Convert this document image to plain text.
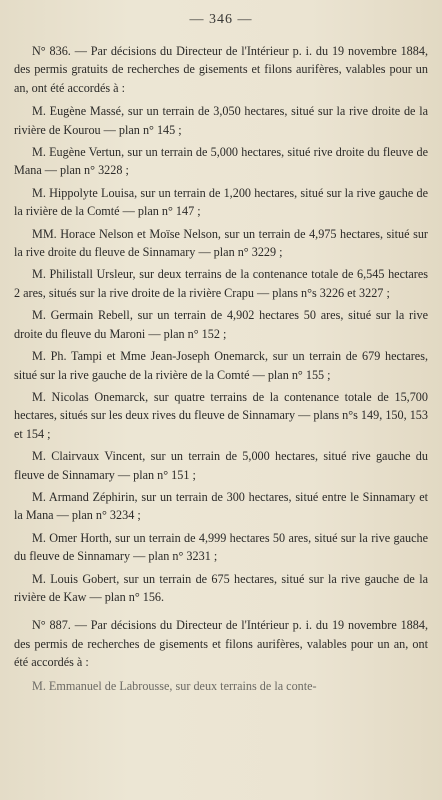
— 346 —

N° 836. — Par décisions du Directeur de l'Intérieur p. i. du 19 novembre 1884, des permis gratuits de recherches de gisements et filons aurifères, valables pour un an, ont été accordés à :

M. Eugène Massé, sur un terrain de 3,050 hectares, situé sur la rive droite de la rivière de Kourou — plan n° 145 ;

M. Eugène Vertun, sur un terrain de 5,000 hectares, situé rive droite du fleuve de Mana — plan n° 3228 ;

M. Hippolyte Louisa, sur un terrain de 1,200 hectares, situé sur la rive gauche de la rivière de la Comté — plan n° 147 ;

MM. Horace Nelson et Moïse Nelson, sur un terrain de 4,975 hectares, situé sur la rive droite du fleuve de Sinnamary — plan n° 3229 ;

M. Philistall Ursleur, sur deux terrains de la contenance totale de 6,545 hectares 2 ares, situés sur la rive droite de la rivière Crapu — plans n°s 3226 et 3227 ;

M. Germain Rebell, sur un terrain de 4,902 hectares 50 ares, situé sur la rive droite du fleuve du Maroni — plan n° 152 ;

M. Ph. Tampi et Mme Jean-Joseph Onemarck, sur un terrain de 679 hectares, situé sur la rive gauche de la rivière de la Comté — plan n° 155 ;

M. Nicolas Onemarck, sur quatre terrains de la contenance totale de 15,700 hectares, situés sur les deux rives du fleuve de Sinnamary — plans n°s 149, 150, 153 et 154 ;

M. Clairvaux Vincent, sur un terrain de 5,000 hectares, situé rive gauche du fleuve de Sinnamary — plan n° 151 ;

M. Armand Zéphirin, sur un terrain de 300 hectares, situé entre le Sinnamary et la Mana — plan n° 3234 ;

M. Omer Horth, sur un terrain de 4,999 hectares 50 ares, situé sur la rive gauche du fleuve de Sinnamary — plan n° 3231 ;

M. Louis Gobert, sur un terrain de 675 hectares, situé sur la rive gauche de la rivière de Kaw — plan n° 156.

N° 887. — Par décisions du Directeur de l'Intérieur p. i. du 19 novembre 1884, des permis de recherches de gisements et filons aurifères, valables pour un an, ont été accordés à :

M. Emmanuel de Labrousse, sur deux terrains de la conte-
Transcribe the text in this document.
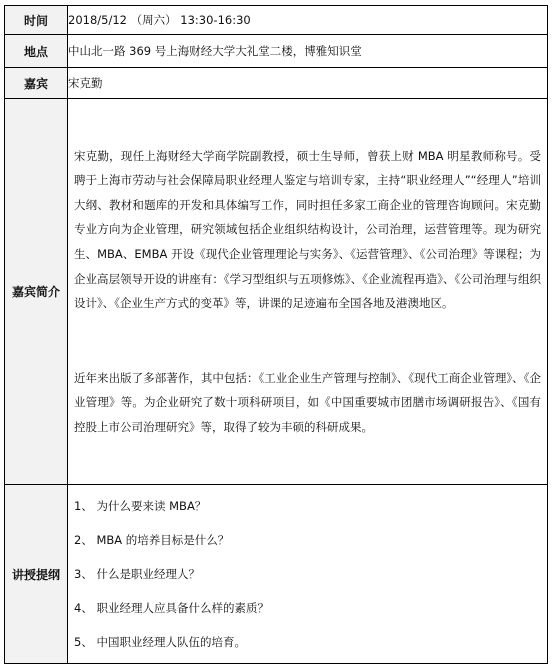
时间	2018/5/12 （周六） 13:30-16:30
地点	中山北一路 369 号上海财经大学大礼堂二楼，博雅知识堂
嘉宾	宋克勤
嘉宾简介	宋克勤，现任上海财经大学商学院副教授，硕士生导师，曾获上财 MBA 明星教师称号。受聘于上海市劳动与社会保障局职业经理人鉴定与培训专家，主持“职业经理人”“经理人”培训大纲、教材和题库的开发和具体编写工作，同时担任多家工商企业的管理咨询顾问。宋克勤专业方向为企业管理，研究领域包括企业组织结构设计，公司治理，运营管理等。现为研究生、MBA、EMBA 开设《现代企业管理理论与实务》、《运营管理》、《公司治理》等课程；为企业高层领导开设的讲座有：《学习型组织与五项修炼》、《企业流程再造》、《公司治理与组织设计》、《企业生产方式的变革》等，讲课的足迹遍布全国各地及港澳地区。

近年来出版了多部著作，其中包括：《工业企业生产管理与控制》、《现代工商企业管理》、《企业管理》等。为企业研究了数十项科研项目，如《中国重要城市团膳市场调研报告》、《国有控股上市公司治理研究》等，取得了较为丰硕的科研成果。

讲授提纲	1、 为什么要来读 MBA？
2、 MBA 的培养目标是什么？
3、 什么是职业经理人？
4、 职业经理人应具备什么样的素质？
5、 中国职业经理人队伍的培育。
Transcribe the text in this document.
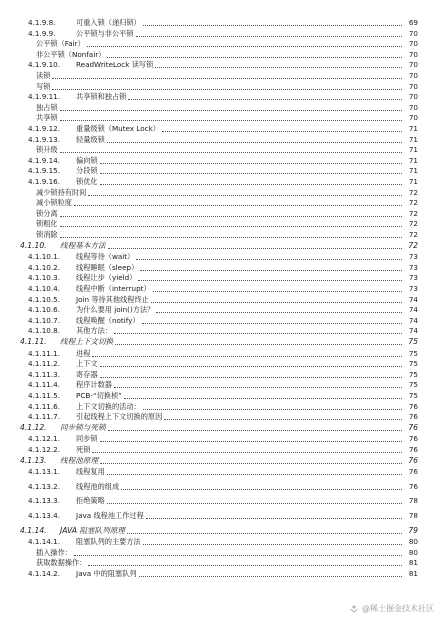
4.1.9.8.	可重入锁（递归锁）	69
4.1.9.9.	公平锁与非公平锁	70
公平锁（Fair）	70
非公平锁（Nonfair）	70
4.1.9.10.	ReadWriteLock 读写锁	70
读锁	70
写锁	70
4.1.9.11.	共享锁和独占锁	70
独占锁	70
共享锁	70
4.1.9.12.	重量级锁（Mutex Lock）	71
4.1.9.13.	轻量级锁	71
锁升级	71
4.1.9.14.	偏向锁	71
4.1.9.15.	分段锁	71
4.1.9.16.	锁优化	71
减少锁持有时间	72
减小锁粒度	72
锁分离	72
锁粗化	72
锁消除	72
4.1.10.	线程基本方法	72
4.1.10.1.	线程等待（wait）	73
4.1.10.2.	线程睡眠（sleep）	73
4.1.10.3.	线程让步（yield）	73
4.1.10.4.	线程中断（interrupt）	73
4.1.10.5.	Join 等待其他线程终止	74
4.1.10.6.	为什么要用 join()方法？	74
4.1.10.7.	线程唤醒（notify）	74
4.1.10.8.	其他方法：	74
4.1.11.	线程上下文切换	75
4.1.11.1.	进程	75
4.1.11.2.	上下文	75
4.1.11.3.	寄存器	75
4.1.11.4.	程序计数器	75
4.1.11.5.	PCB-“切换桢”	75
4.1.11.6.	上下文切换的活动：	76
4.1.11.7.	引起线程上下文切换的原因	76
4.1.12.	同步锁与死锁	76
4.1.12.1.	同步锁	76
4.1.12.2.	死锁	76
4.1.13.	线程池原理	76
4.1.13.1.	线程复用	76
4.1.13.2.	线程池的组成	76
4.1.13.3.	拒绝策略	78
4.1.13.4.	Java 线程池工作过程	78
4.1.14.	JAVA 阻塞队列原理	79
4.1.14.1.	阻塞队列的主要方法	80
插入操作：	80
获取数据操作：	81
4.1.14.2.	Java 中的阻塞队列	81
@稀土掘金技术社区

Problem requirements: Transcribe the records word for word and include no pictures.

Solution to the exercise:
Convert this document image to plain text.
— 346 —

N° 836. — Par décisions du Directeur de l'Intérieur p. i. du 19 novembre 1884, des permis gratuits de recherches de gisements et filons aurifères, valables pour un an, ont été accordés à :

M. Eugène Massé, sur un terrain de 3,050 hectares, situé sur la rive droite de la rivière de Kourou — plan n° 145 ;

M. Eugène Vertun, sur un terrain de 5,000 hectares, situé rive droite du fleuve de Mana — plan n° 3228 ;

M. Hippolyte Louisa, sur un terrain de 1,200 hectares, situé sur la rive gauche de la rivière de la Comté — plan n° 147 ;

MM. Horace Nelson et Moïse Nelson, sur un terrain de 4,975 hectares, situé sur la rive droite du fleuve de Sinnamary — plan n° 3229 ;

M. Philistall Ursleur, sur deux terrains de la contenance totale de 6,545 hectares 2 ares, situés sur la rive droite de la rivière Crapu — plans n°s 3226 et 3227 ;

M. Germain Rebell, sur un terrain de 4,902 hectares 50 ares, situé sur la rive droite du fleuve du Maroni — plan n° 152 ;

M. Ph. Tampi et Mme Jean-Joseph Onemarck, sur un terrain de 679 hectares, situé sur la rive gauche de la rivière de la Comté — plan n° 155 ;

M. Nicolas Onemarck, sur quatre terrains de la contenance totale de 15,700 hectares, situés sur les deux rives du fleuve de Sinnamary — plans n°s 149, 150, 153 et 154 ;

M. Clairvaux Vincent, sur un terrain de 5,000 hectares, situé rive gauche du fleuve de Sinnamary — plan n° 151 ;

M. Armand Zéphirin, sur un terrain de 300 hectares, situé entre le Sinnamary et la Mana — plan n° 3234 ;

M. Omer Horth, sur un terrain de 4,999 hectares 50 ares, situé sur la rive gauche du fleuve de Sinnamary — plan n° 3231 ;

M. Louis Gobert, sur un terrain de 675 hectares, situé sur la rive gauche de la rivière de Kaw — plan n° 156.

N° 887. — Par décisions du Directeur de l'Intérieur p. i. du 19 novembre 1884, des permis de recherches de gisements et filons aurifères, valables pour un an, ont été accordés à :

M. Emmanuel de Labrousse, sur deux terrains de la conte-
Transcribe the text in this document.
时间	2018/5/12 （周六） 13:30-16:30
地点	中山北一路 369 号上海财经大学大礼堂二楼，博雅知识堂
嘉宾	宋克勤
嘉宾简介	宋克勤，现任上海财经大学商学院副教授，硕士生导师，曾获上财 MBA 明星教师称号。受聘于上海市劳动与社会保障局职业经理人鉴定与培训专家，主持“职业经理人”“经理人”培训大纲、教材和题库的开发和具体编写工作，同时担任多家工商企业的管理咨询顾问。宋克勤专业方向为企业管理，研究领域包括企业组织结构设计，公司治理，运营管理等。现为研究生、MBA、EMBA 开设《现代企业管理理论与实务》、《运营管理》、《公司治理》等课程；为企业高层领导开设的讲座有：《学习型组织与五项修炼》、《企业流程再造》、《公司治理与组织设计》、《企业生产方式的变革》等，讲课的足迹遍布全国各地及港澳地区。

近年来出版了多部著作，其中包括：《工业企业生产管理与控制》、《现代工商企业管理》、《企业管理》等。为企业研究了数十项科研项目，如《中国重要城市团膳市场调研报告》、《国有控股上市公司治理研究》等，取得了较为丰硕的科研成果。

讲授提纲	1、 为什么要来读 MBA？
2、 MBA 的培养目标是什么？
3、 什么是职业经理人？
4、 职业经理人应具备什么样的素质？
5、 中国职业经理人队伍的培育。
Transcribe the text in this document.
4.1.9.8.	可重入锁（递归锁）	69
4.1.9.9.	公平锁与非公平锁	70
公平锁（Fair）	70
非公平锁（Nonfair）	70
4.1.9.10.	ReadWriteLock 读写锁	70
读锁	70
写锁	70
4.1.9.11.	共享锁和独占锁	70
独占锁	70
共享锁	70
4.1.9.12.	重量级锁（Mutex Lock）	71
4.1.9.13.	轻量级锁	71
锁升级	71
4.1.9.14.	偏向锁	71
4.1.9.15.	分段锁	71
4.1.9.16.	锁优化	71
减少锁持有时间	72
减小锁粒度	72
锁分离	72
锁粗化	72
锁消除	72
4.1.10.	线程基本方法	72
4.1.10.1.	线程等待（wait）	73
4.1.10.2.	线程睡眠（sleep）	73
4.1.10.3.	线程让步（yield）	73
4.1.10.4.	线程中断（interrupt）	73
4.1.10.5.	Join 等待其他线程终止	74
4.1.10.6.	为什么要用 join()方法？	74
4.1.10.7.	线程唤醒（notify）	74
4.1.10.8.	其他方法：	74
4.1.11.	线程上下文切换	75
4.1.11.1.	进程	75
4.1.11.2.	上下文	75
4.1.11.3.	寄存器	75
4.1.11.4.	程序计数器	75
4.1.11.5.	PCB-“切换桢”	75
4.1.11.6.	上下文切换的活动：	76
4.1.11.7.	引起线程上下文切换的原因	76
4.1.12.	同步锁与死锁	76
4.1.12.1.	同步锁	76
4.1.12.2.	死锁	76
4.1.13.	线程池原理	76
4.1.13.1.	线程复用	76
4.1.13.2.	线程池的组成	76
4.1.13.3.	拒绝策略	78
4.1.13.4.	Java 线程池工作过程	78
4.1.14.	JAVA 阻塞队列原理	79
4.1.14.1.	阻塞队列的主要方法	80
插入操作：	80
获取数据操作：	81
4.1.14.2.	Java 中的阻塞队列	81
@稀土掘金技术社区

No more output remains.